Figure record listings
########################################

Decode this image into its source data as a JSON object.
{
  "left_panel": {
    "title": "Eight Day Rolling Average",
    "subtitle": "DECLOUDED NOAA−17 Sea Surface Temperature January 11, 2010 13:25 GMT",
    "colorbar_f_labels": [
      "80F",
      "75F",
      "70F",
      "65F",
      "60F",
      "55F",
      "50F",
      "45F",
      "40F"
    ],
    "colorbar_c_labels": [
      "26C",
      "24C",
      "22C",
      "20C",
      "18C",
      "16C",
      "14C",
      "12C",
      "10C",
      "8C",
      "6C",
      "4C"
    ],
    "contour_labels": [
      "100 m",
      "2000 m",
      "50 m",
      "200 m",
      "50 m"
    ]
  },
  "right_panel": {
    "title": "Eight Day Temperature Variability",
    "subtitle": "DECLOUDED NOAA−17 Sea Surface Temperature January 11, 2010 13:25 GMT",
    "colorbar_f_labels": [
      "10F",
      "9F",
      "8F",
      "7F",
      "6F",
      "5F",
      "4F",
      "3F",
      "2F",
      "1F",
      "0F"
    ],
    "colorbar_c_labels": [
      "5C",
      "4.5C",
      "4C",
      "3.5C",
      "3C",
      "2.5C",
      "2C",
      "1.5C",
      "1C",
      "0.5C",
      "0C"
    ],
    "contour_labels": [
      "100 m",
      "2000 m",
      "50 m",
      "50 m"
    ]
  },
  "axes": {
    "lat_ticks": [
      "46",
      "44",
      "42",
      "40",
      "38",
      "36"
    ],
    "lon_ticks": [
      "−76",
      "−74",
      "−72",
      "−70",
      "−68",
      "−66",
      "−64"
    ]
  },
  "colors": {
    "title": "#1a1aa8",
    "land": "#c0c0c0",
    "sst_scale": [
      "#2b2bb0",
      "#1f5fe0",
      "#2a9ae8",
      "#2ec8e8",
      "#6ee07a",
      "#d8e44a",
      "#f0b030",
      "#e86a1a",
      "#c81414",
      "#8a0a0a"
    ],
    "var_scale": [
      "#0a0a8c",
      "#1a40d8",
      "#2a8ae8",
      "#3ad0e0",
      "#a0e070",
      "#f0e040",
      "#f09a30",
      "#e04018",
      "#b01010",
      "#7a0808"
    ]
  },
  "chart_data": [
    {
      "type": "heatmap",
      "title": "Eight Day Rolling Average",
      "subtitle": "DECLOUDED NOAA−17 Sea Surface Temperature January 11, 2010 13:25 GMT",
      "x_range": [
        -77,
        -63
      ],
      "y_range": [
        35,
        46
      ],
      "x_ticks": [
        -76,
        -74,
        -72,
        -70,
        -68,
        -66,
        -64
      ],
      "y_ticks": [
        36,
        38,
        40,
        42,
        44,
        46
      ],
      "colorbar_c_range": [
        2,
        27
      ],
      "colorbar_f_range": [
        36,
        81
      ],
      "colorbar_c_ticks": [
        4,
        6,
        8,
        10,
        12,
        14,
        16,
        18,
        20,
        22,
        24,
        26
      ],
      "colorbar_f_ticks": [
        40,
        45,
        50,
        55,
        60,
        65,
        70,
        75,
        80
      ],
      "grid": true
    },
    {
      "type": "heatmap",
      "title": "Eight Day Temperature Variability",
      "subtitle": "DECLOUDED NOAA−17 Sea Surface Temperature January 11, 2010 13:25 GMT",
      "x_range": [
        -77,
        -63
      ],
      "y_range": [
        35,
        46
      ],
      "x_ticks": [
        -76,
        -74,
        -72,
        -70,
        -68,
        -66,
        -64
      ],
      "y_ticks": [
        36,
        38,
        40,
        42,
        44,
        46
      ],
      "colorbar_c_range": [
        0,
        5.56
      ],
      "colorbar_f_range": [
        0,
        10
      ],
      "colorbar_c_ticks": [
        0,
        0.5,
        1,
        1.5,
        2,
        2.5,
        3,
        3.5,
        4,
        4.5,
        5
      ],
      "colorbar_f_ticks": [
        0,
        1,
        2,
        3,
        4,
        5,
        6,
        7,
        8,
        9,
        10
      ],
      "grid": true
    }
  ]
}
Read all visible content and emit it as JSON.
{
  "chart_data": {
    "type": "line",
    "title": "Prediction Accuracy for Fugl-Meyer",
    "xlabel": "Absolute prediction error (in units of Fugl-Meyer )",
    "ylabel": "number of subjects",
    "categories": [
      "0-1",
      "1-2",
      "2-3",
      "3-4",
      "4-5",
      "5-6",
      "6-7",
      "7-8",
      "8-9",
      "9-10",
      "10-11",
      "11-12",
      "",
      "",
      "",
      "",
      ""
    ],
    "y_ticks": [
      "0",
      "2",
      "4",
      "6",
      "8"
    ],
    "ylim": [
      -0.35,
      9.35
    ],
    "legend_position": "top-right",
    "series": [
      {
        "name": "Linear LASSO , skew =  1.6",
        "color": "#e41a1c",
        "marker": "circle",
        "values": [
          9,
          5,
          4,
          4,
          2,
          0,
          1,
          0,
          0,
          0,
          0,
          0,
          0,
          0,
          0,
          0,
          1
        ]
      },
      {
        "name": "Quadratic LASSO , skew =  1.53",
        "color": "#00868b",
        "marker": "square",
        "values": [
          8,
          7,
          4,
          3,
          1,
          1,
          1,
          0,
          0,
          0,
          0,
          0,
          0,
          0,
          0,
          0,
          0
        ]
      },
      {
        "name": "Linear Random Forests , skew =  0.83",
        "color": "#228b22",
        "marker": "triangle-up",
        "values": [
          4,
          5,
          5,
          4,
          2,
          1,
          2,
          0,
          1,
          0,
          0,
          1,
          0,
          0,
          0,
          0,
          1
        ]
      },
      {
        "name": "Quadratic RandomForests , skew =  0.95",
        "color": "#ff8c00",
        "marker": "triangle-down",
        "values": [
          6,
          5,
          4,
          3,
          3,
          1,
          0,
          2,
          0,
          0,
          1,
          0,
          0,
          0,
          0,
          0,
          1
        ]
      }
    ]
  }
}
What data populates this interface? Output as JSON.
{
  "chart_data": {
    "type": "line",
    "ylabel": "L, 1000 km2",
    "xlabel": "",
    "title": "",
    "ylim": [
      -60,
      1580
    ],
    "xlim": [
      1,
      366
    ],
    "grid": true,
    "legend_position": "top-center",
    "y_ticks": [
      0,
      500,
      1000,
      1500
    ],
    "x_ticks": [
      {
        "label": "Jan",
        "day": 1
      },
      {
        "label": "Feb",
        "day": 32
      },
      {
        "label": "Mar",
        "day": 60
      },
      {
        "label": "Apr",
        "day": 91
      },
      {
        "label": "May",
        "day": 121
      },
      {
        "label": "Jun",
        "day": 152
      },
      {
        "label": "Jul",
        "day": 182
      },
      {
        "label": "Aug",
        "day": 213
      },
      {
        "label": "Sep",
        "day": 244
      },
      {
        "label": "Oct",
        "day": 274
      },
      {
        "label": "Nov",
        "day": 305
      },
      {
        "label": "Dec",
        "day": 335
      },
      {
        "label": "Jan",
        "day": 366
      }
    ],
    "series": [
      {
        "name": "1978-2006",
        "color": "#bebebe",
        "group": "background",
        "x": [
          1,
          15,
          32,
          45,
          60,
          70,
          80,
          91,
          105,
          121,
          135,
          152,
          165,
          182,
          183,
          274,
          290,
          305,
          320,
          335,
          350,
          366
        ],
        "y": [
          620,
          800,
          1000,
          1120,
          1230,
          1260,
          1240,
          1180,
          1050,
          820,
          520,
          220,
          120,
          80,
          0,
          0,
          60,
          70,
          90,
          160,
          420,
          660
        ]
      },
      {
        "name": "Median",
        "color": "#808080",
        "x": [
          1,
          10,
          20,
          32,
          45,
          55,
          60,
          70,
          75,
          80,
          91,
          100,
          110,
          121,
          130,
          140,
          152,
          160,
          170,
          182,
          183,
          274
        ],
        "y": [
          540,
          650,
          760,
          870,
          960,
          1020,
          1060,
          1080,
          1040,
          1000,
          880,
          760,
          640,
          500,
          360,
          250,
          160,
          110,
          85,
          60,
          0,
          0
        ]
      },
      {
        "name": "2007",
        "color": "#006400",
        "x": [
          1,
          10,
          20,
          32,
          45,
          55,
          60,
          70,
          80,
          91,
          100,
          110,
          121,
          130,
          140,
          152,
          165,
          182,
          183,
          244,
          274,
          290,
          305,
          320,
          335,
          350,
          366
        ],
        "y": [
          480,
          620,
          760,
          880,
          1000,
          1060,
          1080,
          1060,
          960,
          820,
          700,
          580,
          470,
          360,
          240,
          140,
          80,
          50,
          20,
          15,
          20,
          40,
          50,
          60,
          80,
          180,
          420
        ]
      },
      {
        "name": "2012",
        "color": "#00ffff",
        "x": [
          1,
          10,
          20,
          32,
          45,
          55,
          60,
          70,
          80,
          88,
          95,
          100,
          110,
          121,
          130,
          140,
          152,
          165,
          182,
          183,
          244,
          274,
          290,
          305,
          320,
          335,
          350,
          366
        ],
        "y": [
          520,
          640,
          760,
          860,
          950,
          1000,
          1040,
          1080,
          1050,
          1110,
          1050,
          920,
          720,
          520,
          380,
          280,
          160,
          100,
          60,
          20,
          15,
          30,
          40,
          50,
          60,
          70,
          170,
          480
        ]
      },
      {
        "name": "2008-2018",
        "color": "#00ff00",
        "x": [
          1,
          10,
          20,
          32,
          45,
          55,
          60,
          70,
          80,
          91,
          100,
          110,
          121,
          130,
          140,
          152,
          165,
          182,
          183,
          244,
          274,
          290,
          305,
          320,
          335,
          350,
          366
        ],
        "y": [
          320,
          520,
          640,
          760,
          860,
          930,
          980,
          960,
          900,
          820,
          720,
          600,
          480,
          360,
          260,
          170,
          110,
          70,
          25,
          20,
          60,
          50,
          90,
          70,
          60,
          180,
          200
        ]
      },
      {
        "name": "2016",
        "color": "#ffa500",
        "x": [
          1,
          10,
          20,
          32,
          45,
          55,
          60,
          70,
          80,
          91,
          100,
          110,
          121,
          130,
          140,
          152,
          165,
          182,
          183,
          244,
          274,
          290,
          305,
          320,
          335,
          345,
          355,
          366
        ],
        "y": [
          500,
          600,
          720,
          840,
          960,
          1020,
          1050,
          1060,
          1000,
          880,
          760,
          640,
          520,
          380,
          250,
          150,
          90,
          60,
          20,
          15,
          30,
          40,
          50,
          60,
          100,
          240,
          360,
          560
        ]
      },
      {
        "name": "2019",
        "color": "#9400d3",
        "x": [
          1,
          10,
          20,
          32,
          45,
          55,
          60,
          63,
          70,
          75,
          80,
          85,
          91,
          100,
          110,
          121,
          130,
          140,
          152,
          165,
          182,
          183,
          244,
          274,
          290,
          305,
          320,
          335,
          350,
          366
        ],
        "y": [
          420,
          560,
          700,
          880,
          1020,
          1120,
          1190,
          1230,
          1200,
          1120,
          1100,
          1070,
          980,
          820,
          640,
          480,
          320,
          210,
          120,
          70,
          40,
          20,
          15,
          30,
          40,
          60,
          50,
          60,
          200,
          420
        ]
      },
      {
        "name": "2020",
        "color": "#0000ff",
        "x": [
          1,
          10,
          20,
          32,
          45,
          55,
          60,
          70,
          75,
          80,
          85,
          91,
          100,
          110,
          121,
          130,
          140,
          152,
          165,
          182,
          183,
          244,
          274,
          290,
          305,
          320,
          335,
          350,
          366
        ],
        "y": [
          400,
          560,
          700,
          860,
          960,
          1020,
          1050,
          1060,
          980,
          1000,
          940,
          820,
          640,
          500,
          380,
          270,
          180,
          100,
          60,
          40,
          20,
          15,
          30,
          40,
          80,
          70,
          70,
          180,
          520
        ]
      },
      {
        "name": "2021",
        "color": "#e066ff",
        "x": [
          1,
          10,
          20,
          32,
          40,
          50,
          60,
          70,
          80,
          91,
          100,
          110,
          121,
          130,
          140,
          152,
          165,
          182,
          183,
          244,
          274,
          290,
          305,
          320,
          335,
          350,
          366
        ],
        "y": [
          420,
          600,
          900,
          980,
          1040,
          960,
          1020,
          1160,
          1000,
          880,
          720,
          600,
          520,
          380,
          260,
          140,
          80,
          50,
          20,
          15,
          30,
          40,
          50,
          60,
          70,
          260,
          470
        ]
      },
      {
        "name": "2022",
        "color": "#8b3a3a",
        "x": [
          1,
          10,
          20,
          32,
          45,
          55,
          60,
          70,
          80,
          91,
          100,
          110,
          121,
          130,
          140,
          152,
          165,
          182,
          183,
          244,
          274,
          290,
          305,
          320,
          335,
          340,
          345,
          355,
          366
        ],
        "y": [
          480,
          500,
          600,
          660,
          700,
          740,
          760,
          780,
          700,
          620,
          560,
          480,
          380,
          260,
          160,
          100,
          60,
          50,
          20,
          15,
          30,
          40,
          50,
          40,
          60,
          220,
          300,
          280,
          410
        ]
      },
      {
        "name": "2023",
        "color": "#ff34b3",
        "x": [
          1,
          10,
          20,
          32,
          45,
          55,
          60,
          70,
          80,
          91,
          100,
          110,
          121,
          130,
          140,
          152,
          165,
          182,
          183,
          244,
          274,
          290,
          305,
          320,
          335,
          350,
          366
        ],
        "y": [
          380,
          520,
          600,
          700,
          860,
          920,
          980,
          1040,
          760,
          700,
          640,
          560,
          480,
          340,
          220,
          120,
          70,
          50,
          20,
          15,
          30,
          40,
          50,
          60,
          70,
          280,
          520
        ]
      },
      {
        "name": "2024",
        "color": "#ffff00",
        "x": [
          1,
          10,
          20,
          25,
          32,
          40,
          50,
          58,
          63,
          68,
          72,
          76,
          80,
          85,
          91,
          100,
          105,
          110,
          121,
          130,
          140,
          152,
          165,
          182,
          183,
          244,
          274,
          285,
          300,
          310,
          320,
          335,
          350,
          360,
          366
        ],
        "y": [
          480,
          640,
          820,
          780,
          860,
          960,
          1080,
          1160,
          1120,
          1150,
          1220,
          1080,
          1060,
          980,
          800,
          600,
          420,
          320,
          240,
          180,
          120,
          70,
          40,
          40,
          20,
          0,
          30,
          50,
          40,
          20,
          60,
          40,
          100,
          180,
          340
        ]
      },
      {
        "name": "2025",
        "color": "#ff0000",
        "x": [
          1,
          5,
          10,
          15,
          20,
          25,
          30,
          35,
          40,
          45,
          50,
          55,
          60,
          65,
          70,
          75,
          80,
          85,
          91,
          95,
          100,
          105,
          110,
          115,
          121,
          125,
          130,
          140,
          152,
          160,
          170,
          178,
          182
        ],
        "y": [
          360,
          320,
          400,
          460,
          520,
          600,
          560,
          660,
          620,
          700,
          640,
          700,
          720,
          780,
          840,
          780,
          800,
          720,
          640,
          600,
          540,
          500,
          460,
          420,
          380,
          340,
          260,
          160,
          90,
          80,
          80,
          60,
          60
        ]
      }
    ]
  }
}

########################################

• [Exercise brief]
Search the data for the string "marker" and copy each line where it appears.

• [Written response]
        "marker": "circle",
        "marker": "square",
        "marker": "triangle-up",
        "marker": "triangle-down",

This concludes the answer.